** Begin **

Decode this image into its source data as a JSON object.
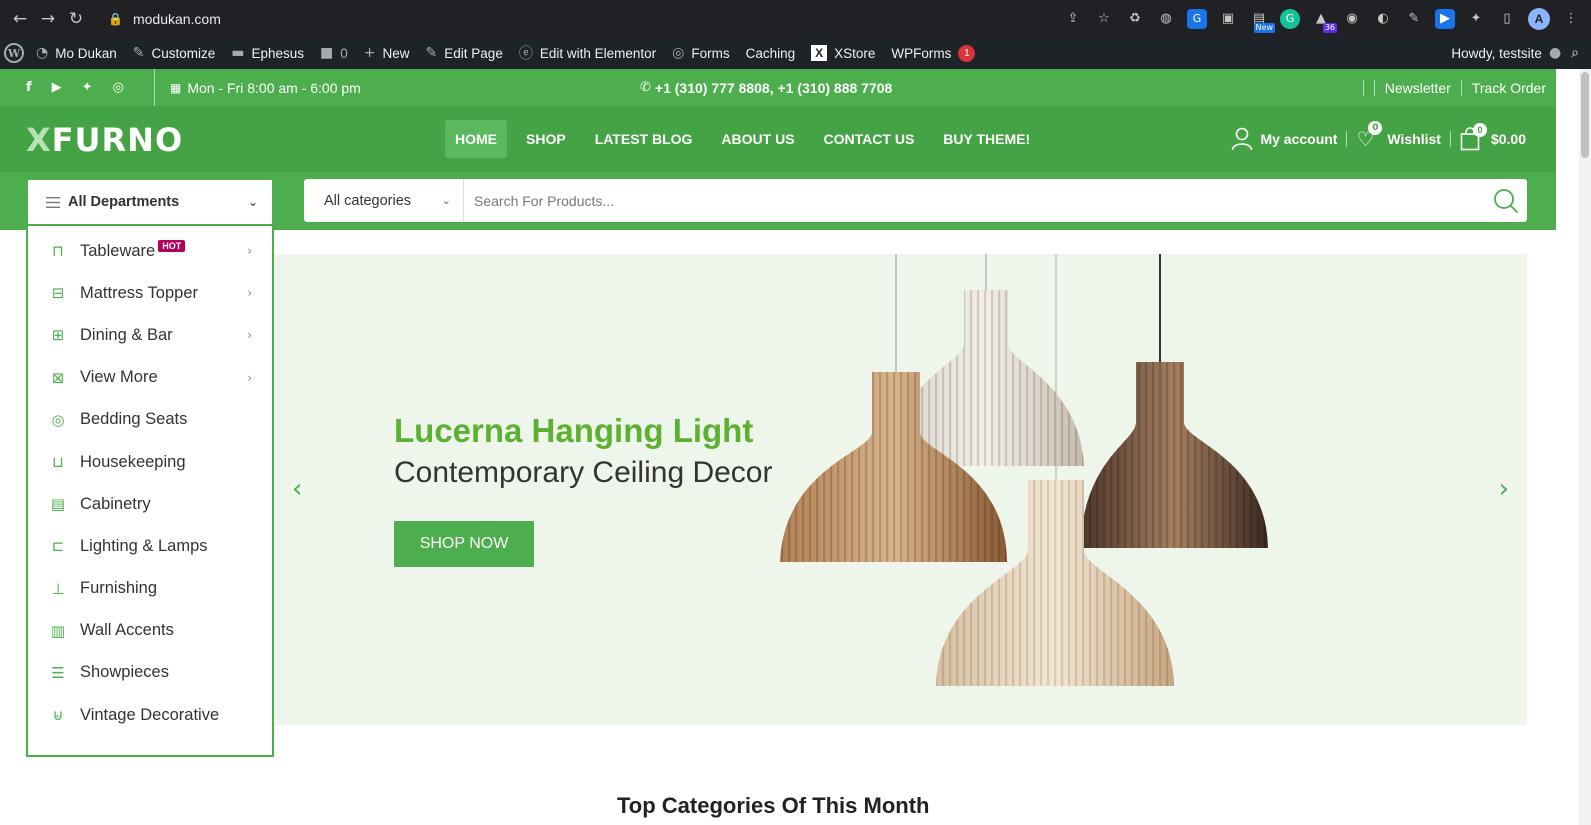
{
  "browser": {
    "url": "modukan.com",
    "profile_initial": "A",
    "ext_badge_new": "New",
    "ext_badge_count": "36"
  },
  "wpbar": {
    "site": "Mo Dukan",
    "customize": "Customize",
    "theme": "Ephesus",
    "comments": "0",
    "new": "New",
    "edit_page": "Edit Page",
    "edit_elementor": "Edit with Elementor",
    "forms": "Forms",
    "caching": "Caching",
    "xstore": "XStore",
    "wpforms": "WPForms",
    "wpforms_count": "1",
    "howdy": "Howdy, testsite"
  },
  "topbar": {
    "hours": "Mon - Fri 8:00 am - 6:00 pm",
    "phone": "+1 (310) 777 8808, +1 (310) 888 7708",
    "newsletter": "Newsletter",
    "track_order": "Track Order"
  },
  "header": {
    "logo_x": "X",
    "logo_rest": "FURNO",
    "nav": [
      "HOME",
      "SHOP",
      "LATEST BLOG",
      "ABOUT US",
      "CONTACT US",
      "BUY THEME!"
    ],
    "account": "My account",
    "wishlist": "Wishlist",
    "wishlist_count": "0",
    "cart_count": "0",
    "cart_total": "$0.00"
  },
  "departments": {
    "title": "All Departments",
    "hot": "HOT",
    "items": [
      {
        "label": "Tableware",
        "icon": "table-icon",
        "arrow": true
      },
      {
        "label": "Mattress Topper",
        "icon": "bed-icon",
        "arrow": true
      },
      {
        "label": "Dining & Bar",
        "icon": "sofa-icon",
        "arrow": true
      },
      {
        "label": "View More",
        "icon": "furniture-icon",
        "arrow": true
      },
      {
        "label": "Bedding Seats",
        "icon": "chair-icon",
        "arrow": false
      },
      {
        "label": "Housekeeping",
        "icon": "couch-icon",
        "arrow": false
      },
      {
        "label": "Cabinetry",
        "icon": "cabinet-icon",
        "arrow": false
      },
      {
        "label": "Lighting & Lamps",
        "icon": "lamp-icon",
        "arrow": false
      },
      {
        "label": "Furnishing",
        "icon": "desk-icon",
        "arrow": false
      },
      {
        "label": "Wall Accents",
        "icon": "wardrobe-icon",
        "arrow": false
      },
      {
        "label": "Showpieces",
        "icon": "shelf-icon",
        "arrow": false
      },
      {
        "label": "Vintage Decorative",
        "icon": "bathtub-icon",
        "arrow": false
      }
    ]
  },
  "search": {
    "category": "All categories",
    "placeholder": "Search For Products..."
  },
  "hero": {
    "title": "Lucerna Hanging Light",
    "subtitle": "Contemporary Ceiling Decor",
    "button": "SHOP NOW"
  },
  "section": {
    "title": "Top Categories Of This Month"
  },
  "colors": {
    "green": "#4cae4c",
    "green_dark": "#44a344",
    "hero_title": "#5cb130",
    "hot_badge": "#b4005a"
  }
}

** End **
** Begin **

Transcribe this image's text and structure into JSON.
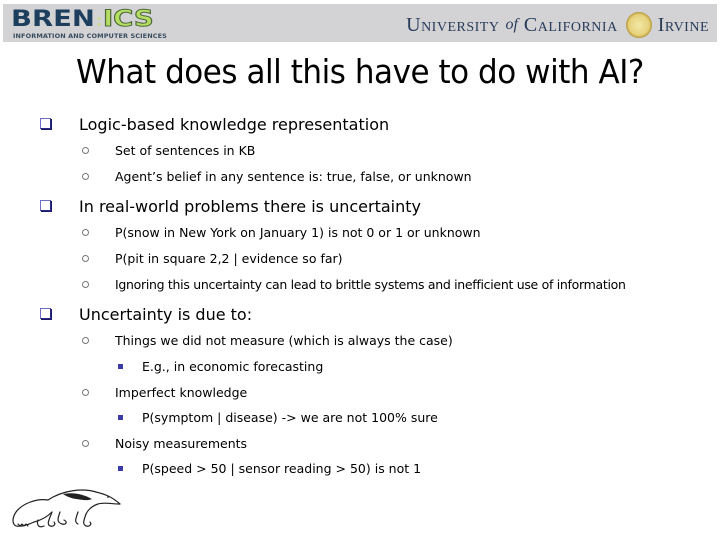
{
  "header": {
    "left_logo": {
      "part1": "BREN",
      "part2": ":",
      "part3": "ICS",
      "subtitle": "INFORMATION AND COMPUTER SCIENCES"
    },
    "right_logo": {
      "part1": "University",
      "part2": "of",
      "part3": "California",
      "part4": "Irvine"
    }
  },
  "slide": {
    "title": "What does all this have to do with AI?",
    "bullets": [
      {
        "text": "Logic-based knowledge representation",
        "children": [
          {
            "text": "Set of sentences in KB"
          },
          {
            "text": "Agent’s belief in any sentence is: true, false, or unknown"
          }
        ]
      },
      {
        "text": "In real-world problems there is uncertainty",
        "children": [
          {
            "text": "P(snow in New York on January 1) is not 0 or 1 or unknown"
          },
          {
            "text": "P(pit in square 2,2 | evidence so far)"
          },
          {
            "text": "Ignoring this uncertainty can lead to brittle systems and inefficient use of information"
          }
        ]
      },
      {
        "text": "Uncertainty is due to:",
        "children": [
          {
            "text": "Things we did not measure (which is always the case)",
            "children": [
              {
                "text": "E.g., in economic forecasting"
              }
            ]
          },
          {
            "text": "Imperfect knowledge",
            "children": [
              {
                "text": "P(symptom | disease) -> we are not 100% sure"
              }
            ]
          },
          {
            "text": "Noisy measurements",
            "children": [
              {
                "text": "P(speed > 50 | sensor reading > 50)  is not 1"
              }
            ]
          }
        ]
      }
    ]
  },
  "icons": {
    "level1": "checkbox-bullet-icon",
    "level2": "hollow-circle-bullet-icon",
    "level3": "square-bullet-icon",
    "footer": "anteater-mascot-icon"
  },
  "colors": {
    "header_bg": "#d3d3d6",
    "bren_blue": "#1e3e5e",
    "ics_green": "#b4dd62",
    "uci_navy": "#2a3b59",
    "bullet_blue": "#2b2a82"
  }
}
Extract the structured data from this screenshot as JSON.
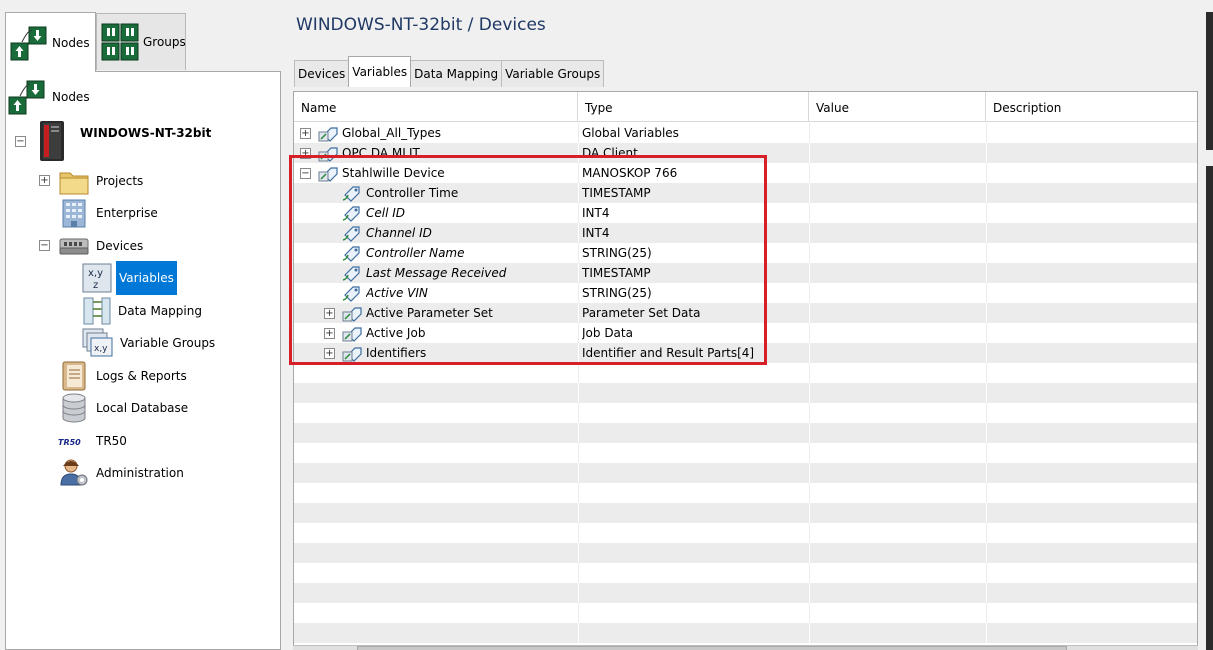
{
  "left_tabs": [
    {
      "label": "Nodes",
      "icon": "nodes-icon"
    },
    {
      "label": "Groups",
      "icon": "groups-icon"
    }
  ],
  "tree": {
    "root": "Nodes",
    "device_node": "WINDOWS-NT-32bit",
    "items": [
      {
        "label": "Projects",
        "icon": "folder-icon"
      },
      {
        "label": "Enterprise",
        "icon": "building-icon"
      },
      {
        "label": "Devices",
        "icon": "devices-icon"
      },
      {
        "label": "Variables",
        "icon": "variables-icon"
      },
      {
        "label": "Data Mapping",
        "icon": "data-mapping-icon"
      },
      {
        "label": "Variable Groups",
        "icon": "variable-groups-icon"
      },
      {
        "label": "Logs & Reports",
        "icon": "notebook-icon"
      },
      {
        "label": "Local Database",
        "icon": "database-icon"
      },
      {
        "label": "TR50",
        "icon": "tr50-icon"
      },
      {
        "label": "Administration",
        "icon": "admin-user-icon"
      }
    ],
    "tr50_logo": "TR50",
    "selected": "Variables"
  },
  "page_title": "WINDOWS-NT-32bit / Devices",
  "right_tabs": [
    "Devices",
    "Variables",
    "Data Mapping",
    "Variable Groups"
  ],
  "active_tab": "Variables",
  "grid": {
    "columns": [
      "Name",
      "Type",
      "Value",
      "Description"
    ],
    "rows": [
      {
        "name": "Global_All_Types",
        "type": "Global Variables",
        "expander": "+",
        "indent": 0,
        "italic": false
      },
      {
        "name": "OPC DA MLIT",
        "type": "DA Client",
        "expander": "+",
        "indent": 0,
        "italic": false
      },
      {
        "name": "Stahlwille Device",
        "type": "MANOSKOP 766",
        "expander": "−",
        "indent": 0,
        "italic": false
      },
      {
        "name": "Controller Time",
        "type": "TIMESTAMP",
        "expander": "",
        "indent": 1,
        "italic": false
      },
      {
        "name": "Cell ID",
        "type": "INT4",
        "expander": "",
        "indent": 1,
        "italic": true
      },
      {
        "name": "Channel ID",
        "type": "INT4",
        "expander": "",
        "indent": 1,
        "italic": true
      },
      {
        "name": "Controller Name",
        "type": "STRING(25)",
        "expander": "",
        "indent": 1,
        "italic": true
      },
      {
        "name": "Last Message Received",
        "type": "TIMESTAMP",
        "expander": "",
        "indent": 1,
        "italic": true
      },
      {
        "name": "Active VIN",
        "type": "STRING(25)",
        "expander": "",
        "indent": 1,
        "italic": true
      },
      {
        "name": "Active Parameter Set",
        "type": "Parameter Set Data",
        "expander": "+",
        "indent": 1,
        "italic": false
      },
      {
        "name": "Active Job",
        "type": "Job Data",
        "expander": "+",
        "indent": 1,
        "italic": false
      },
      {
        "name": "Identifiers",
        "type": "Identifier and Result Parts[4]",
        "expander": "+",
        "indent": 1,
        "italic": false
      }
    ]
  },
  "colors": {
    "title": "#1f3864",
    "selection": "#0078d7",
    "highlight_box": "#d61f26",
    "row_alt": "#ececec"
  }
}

** End **

- Work to be completed -
Only lines with the word "JSON" are wanted, so copy each one from the records.

- Completed task -
Decode this image into its source data as a JSON object.
Transcribe this image's text and structure into JSON.
Extract the structured data from this screenshot as JSON.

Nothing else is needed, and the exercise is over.